Records to process start

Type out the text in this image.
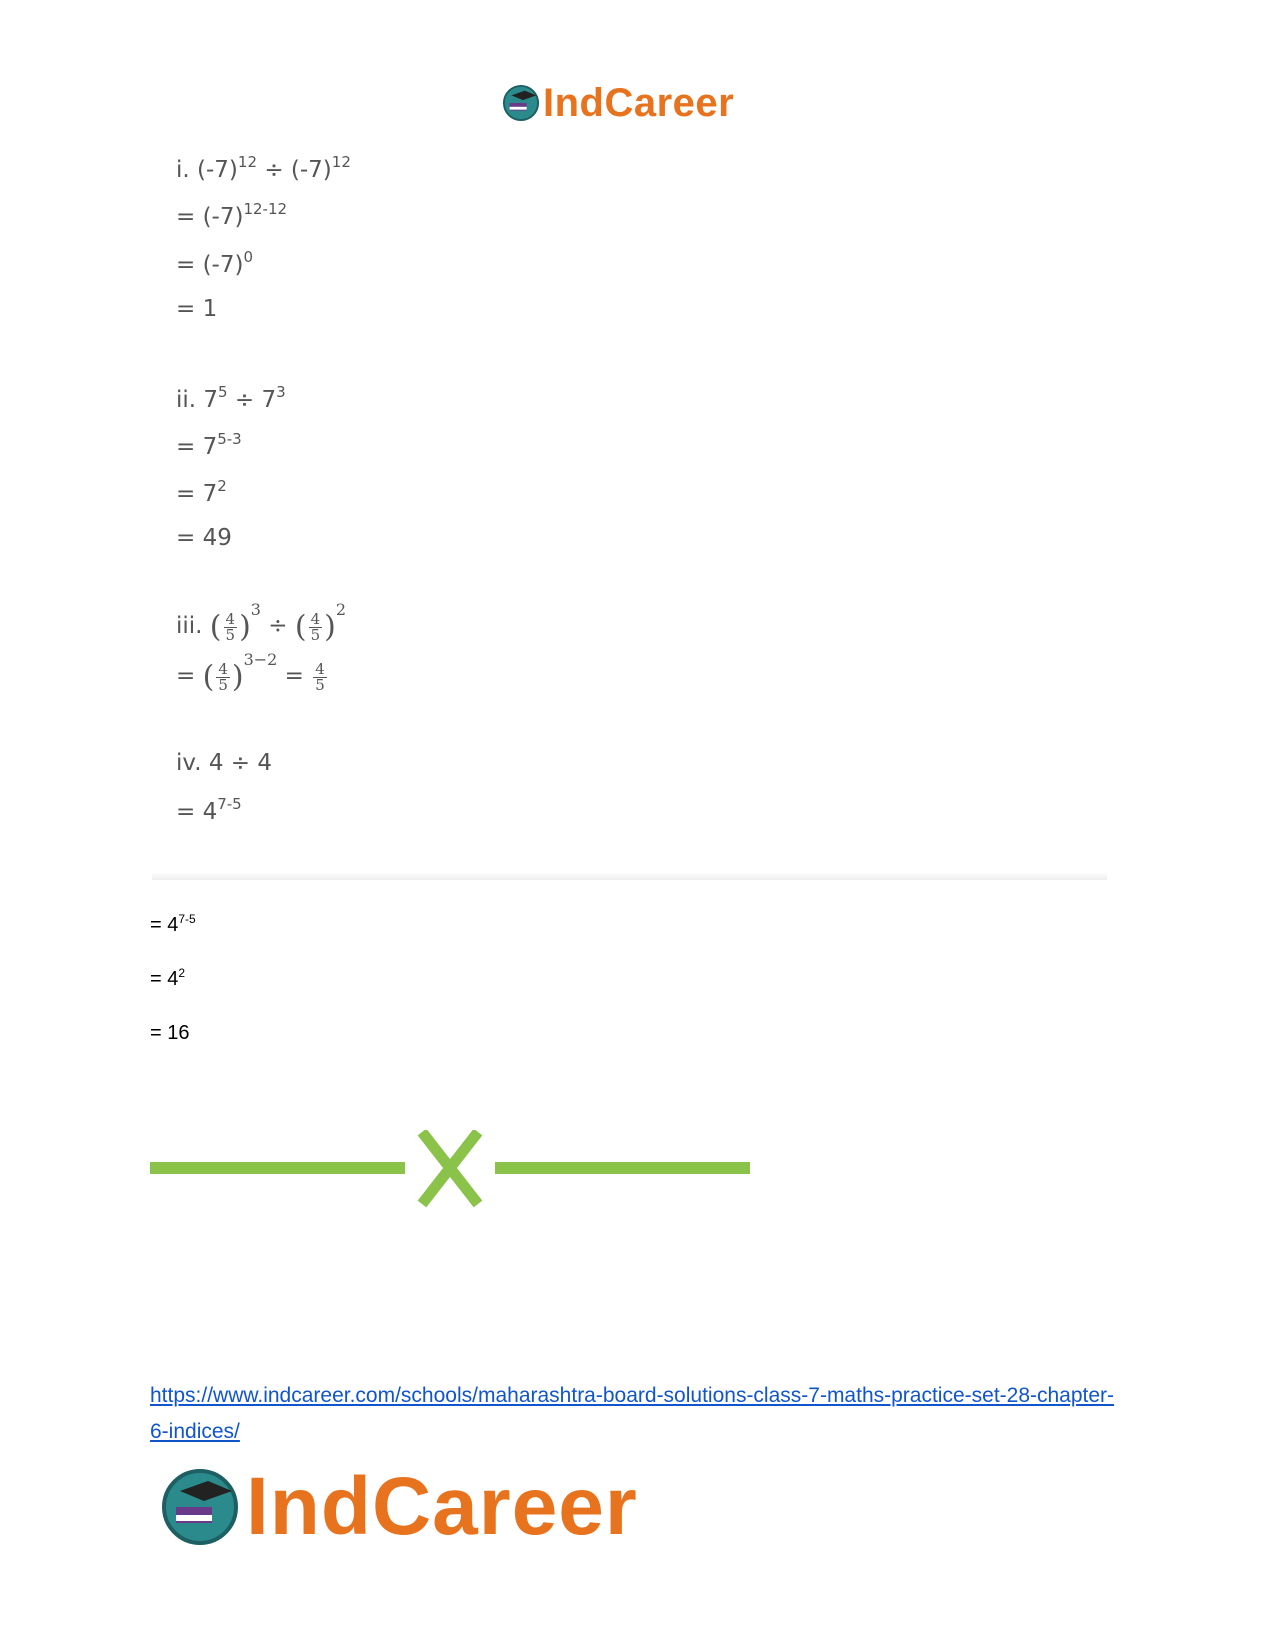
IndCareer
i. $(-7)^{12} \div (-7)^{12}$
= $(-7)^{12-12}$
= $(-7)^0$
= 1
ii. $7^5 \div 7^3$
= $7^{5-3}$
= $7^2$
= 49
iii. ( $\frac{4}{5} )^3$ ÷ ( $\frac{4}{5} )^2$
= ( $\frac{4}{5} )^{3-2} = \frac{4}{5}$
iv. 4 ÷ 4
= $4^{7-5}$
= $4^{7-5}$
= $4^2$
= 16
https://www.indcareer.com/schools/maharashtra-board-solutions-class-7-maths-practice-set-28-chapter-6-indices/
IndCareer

Records to process end

What is expected: Across the material above, count every line holding "frac" and write down only the number.

Answer below: 2